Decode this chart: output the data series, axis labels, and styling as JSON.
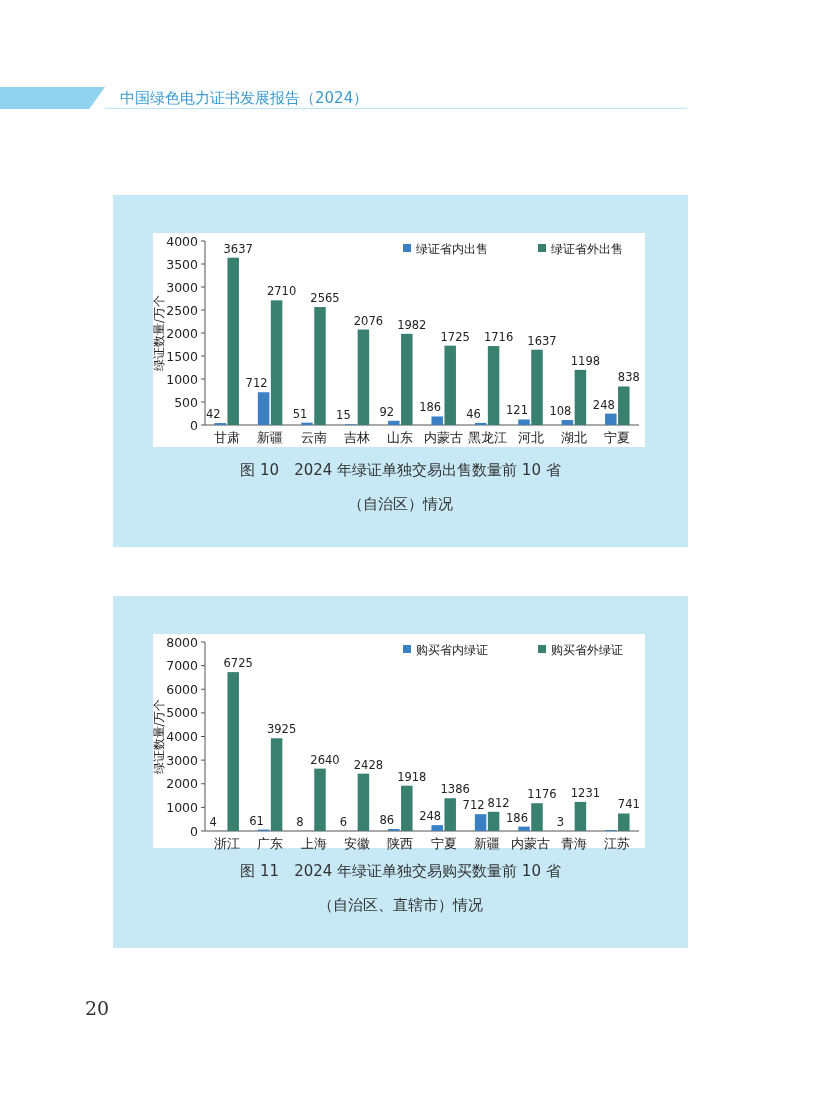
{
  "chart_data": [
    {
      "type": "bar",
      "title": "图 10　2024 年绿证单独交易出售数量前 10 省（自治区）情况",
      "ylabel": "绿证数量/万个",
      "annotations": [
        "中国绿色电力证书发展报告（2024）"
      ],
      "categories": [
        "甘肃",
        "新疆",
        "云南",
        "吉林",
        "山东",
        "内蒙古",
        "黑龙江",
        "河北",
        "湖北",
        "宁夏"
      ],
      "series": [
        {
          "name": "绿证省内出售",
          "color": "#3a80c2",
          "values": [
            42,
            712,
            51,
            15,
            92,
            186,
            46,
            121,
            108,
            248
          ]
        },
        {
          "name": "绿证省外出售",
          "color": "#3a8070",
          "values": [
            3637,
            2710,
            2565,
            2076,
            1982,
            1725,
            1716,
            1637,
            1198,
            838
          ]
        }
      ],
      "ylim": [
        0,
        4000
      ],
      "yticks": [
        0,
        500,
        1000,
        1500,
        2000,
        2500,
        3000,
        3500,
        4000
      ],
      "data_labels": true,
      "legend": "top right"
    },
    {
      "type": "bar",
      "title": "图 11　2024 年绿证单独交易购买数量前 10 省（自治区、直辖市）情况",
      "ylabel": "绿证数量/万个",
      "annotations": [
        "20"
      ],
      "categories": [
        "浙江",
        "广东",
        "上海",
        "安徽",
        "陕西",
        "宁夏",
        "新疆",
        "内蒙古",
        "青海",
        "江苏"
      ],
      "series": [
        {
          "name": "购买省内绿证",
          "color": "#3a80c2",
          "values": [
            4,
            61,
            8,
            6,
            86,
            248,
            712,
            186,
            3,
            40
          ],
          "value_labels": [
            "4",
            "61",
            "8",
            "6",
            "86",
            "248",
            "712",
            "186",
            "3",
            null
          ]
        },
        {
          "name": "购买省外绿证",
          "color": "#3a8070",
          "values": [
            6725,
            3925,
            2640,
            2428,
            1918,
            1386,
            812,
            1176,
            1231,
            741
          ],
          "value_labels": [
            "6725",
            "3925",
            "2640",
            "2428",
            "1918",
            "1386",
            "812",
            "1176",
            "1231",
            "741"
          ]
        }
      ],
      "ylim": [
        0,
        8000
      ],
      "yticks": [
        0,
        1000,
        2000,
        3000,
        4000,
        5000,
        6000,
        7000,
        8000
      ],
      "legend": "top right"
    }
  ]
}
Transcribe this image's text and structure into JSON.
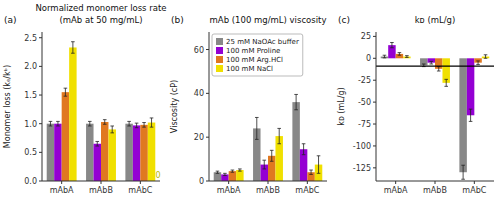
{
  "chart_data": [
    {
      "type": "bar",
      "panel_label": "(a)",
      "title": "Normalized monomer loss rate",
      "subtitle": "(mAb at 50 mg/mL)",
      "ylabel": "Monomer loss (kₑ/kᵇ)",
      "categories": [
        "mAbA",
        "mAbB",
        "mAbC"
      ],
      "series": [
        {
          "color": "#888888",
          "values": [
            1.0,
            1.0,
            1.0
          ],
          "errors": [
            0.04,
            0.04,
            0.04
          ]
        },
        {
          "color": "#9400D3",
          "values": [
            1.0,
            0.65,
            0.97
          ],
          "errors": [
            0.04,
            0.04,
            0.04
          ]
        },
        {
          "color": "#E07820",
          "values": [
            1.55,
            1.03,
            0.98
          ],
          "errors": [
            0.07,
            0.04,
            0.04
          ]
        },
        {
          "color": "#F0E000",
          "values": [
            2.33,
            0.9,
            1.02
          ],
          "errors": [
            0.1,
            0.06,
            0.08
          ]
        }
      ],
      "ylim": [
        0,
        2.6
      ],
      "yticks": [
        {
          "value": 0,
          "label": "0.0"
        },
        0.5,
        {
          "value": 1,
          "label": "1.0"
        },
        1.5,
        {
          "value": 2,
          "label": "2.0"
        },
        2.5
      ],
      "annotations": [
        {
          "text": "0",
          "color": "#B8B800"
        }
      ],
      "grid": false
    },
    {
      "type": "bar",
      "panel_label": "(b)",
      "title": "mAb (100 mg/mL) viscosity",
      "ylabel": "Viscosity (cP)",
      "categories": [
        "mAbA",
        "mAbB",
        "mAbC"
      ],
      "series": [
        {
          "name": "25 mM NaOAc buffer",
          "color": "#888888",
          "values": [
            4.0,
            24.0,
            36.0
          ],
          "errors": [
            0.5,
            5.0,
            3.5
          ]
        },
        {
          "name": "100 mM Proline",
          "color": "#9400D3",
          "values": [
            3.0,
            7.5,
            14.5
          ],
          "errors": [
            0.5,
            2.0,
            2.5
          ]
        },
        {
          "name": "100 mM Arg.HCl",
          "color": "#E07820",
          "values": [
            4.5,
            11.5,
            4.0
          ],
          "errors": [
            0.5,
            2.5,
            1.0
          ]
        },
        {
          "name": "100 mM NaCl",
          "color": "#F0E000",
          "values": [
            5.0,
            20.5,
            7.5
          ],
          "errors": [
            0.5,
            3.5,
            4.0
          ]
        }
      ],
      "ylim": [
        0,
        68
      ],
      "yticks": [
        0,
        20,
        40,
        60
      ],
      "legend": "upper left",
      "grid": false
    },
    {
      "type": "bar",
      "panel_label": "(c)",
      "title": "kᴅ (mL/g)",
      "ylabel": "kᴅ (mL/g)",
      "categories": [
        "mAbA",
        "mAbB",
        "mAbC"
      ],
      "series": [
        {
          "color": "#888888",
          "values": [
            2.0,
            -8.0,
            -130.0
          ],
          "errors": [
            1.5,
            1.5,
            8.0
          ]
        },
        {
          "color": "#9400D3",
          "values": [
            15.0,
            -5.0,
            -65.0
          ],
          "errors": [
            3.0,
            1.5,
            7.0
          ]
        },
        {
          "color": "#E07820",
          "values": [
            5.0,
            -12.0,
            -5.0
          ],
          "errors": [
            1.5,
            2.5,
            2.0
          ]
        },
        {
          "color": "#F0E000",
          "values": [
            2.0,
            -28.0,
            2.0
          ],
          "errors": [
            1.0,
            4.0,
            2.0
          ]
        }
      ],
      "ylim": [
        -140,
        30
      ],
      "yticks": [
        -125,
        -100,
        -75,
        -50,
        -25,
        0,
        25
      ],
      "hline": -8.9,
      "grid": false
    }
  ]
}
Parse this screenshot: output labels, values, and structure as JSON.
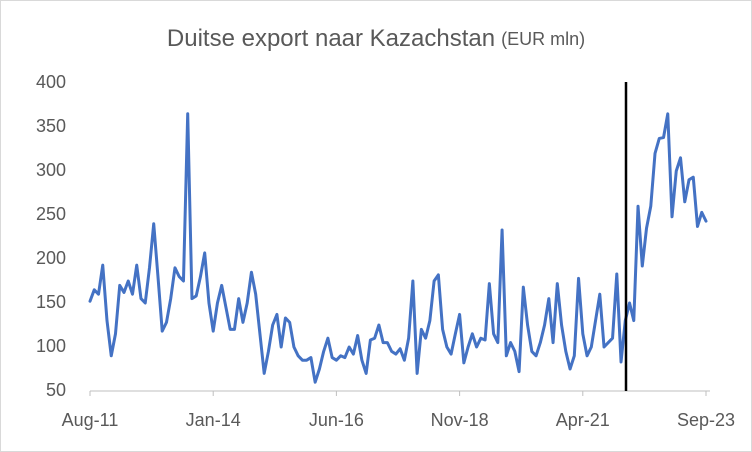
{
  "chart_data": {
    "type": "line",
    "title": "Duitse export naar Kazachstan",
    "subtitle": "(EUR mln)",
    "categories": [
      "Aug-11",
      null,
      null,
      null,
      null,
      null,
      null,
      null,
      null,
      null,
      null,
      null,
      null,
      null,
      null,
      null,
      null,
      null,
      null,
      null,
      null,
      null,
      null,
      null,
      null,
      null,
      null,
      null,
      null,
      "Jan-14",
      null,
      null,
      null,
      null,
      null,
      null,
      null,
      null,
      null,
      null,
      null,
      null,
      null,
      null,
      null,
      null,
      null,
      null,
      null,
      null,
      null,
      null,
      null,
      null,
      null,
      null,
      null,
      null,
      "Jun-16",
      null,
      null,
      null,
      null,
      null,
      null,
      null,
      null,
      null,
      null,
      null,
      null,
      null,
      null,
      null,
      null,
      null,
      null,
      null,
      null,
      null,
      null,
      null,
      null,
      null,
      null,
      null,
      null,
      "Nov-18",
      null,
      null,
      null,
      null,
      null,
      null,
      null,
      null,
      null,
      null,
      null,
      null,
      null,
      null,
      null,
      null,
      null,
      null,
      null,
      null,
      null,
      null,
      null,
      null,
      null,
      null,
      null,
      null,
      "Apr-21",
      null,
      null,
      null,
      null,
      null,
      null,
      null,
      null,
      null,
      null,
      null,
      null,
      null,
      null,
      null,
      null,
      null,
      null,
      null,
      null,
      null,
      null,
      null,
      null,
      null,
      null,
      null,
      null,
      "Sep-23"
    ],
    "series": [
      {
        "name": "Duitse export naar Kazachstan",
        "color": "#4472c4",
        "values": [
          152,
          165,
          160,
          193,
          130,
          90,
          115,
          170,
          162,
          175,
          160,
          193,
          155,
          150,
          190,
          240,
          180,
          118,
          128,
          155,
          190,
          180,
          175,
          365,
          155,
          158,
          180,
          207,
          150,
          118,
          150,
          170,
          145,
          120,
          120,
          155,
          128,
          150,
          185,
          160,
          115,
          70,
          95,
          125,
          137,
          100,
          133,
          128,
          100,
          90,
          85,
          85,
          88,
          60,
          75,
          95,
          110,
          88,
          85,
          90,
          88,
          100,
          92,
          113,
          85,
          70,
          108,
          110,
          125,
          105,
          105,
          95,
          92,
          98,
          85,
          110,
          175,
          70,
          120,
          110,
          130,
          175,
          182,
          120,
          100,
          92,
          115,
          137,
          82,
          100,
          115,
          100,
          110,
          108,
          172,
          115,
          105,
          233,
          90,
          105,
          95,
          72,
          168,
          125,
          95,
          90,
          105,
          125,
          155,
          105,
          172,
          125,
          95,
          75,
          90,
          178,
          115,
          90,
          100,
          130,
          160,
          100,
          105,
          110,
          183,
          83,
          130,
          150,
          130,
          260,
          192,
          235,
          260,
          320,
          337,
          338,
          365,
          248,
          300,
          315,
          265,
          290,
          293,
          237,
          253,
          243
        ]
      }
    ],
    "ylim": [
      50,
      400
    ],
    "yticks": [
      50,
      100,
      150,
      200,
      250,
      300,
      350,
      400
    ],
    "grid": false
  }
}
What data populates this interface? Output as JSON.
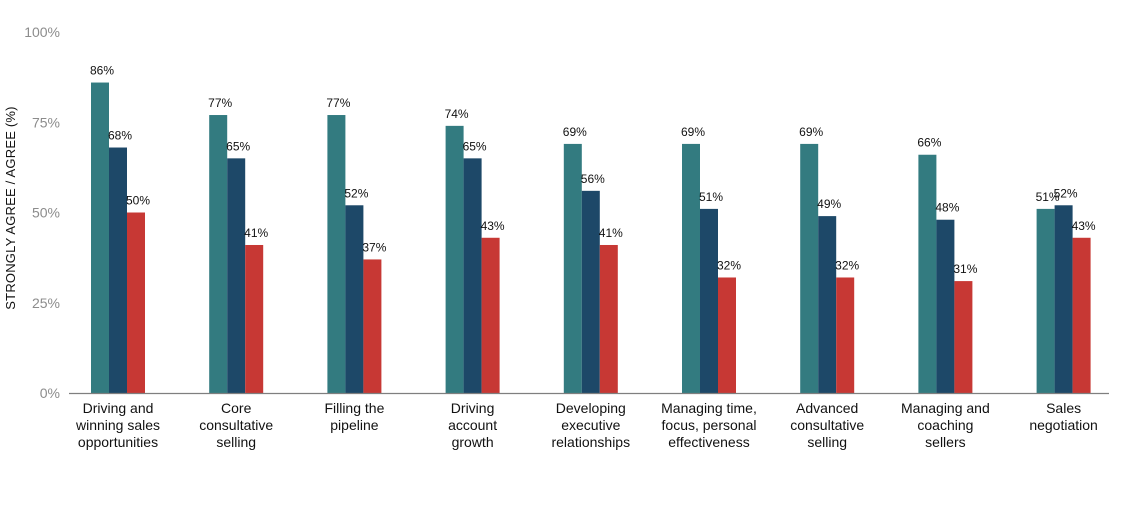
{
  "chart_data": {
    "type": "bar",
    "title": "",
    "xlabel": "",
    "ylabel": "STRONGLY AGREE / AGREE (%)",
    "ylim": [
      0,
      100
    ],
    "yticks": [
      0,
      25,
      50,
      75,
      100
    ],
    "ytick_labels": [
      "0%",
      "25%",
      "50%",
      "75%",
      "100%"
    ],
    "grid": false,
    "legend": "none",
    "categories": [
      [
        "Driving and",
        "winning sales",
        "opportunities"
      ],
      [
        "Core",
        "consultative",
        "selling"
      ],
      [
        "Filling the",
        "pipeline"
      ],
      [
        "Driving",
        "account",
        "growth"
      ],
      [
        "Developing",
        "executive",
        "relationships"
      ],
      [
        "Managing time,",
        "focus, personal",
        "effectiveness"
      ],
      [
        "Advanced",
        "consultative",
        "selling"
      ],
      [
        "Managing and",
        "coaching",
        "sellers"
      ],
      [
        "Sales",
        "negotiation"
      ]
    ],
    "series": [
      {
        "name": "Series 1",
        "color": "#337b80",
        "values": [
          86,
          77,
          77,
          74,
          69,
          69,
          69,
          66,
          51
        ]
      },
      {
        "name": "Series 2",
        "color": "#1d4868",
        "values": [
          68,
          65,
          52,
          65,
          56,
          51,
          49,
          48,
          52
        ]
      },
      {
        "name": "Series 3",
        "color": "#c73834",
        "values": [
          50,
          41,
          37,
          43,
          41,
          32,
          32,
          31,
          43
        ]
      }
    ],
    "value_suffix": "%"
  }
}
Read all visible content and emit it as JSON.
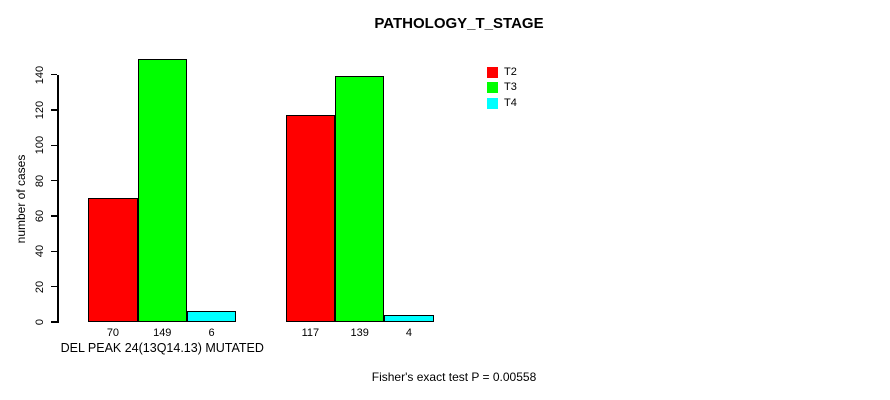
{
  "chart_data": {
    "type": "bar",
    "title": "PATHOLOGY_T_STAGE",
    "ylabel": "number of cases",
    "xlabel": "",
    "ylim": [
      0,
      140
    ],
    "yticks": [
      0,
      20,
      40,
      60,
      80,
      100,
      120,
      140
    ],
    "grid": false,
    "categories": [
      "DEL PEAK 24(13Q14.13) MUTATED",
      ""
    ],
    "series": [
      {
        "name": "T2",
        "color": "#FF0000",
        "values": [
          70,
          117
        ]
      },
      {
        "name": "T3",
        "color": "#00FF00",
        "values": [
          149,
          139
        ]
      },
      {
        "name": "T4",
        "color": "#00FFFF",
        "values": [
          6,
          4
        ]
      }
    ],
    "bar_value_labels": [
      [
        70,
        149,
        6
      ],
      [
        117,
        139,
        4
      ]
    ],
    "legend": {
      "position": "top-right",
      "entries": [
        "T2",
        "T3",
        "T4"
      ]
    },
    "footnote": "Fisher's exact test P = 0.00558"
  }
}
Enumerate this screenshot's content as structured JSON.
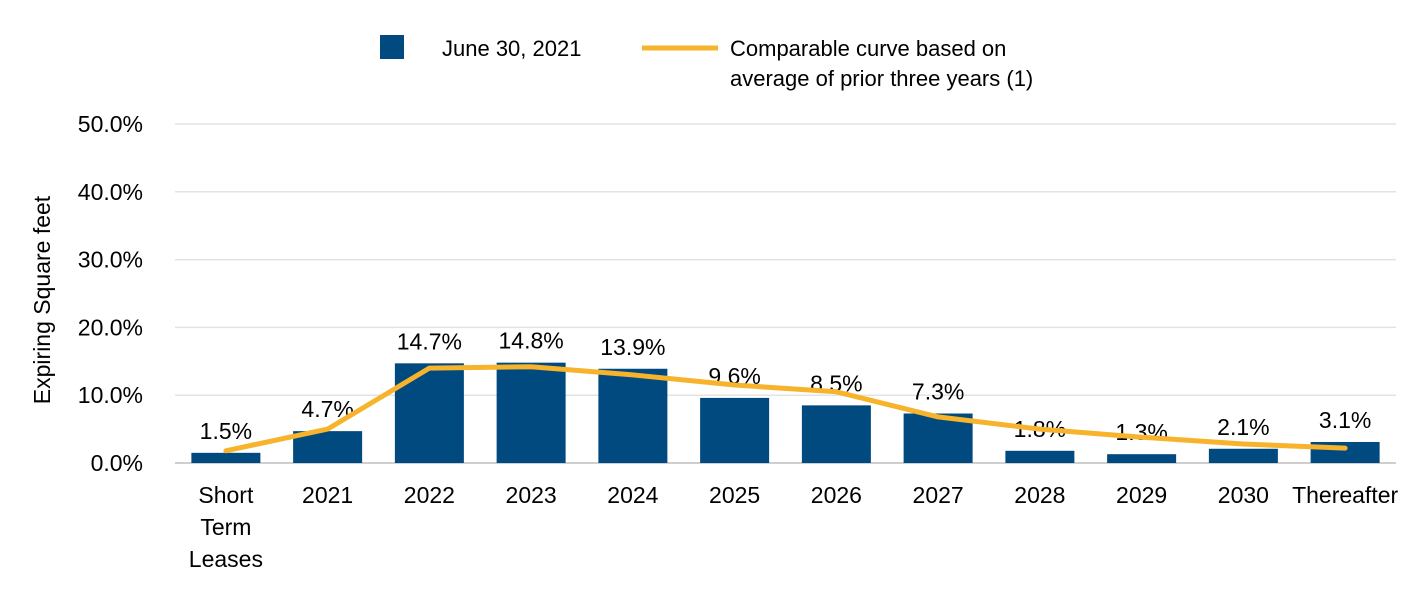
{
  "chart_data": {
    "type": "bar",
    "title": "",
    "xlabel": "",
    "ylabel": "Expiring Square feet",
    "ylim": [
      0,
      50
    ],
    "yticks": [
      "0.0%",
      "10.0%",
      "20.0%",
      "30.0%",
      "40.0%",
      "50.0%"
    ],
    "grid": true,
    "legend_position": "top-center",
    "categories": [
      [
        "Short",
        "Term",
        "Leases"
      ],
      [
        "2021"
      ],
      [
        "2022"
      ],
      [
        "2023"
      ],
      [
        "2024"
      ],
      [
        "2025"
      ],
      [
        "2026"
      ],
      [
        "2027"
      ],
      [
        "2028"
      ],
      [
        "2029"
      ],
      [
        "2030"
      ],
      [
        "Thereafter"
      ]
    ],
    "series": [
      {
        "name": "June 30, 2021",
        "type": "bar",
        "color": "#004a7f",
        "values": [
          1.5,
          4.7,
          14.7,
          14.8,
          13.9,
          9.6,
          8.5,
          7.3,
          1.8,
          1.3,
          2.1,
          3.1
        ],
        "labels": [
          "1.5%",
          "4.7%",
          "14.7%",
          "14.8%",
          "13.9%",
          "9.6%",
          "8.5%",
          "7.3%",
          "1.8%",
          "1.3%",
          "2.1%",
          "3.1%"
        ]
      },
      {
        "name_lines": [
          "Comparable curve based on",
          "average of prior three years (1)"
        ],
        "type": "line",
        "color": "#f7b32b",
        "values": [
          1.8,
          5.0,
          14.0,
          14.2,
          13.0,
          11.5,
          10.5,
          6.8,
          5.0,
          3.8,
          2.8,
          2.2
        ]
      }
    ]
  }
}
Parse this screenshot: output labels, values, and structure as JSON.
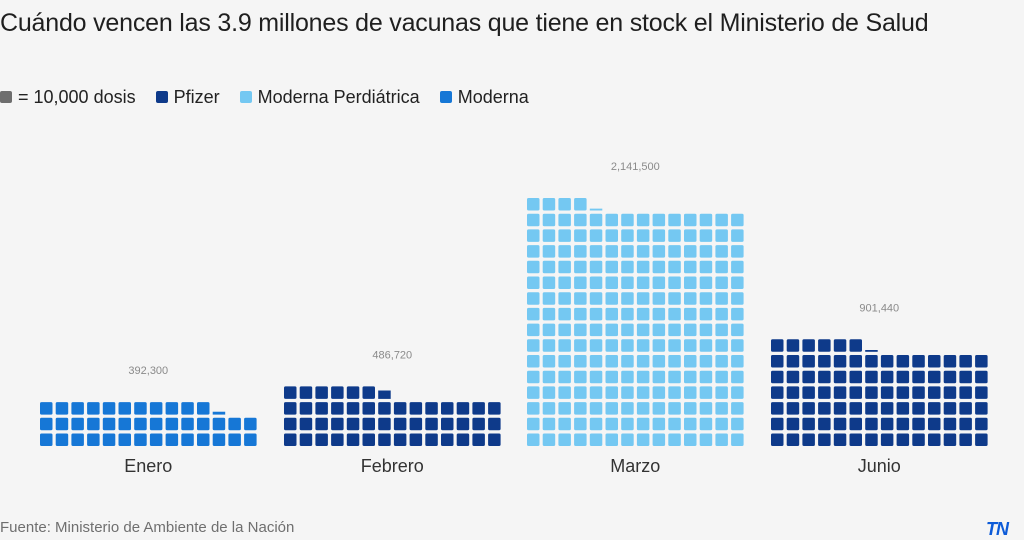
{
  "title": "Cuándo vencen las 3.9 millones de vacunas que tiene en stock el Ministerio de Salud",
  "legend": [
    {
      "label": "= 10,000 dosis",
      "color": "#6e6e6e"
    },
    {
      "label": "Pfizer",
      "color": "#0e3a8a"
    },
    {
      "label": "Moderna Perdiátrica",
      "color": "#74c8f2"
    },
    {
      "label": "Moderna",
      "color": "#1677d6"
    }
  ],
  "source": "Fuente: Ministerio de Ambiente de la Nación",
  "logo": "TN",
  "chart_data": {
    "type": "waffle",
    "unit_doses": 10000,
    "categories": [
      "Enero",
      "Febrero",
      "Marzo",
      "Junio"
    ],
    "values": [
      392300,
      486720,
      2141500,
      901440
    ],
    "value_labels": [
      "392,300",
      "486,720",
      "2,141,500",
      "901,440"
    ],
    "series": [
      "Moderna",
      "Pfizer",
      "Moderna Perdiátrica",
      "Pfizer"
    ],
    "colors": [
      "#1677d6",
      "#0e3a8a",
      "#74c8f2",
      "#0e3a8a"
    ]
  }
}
------------------------------------------------
EXERCISE DESCRIPTION » Of the lines above, how many contain the word "Perdiátrica"? Provide the number and nothing else.

EXPECTED ANSWER » 2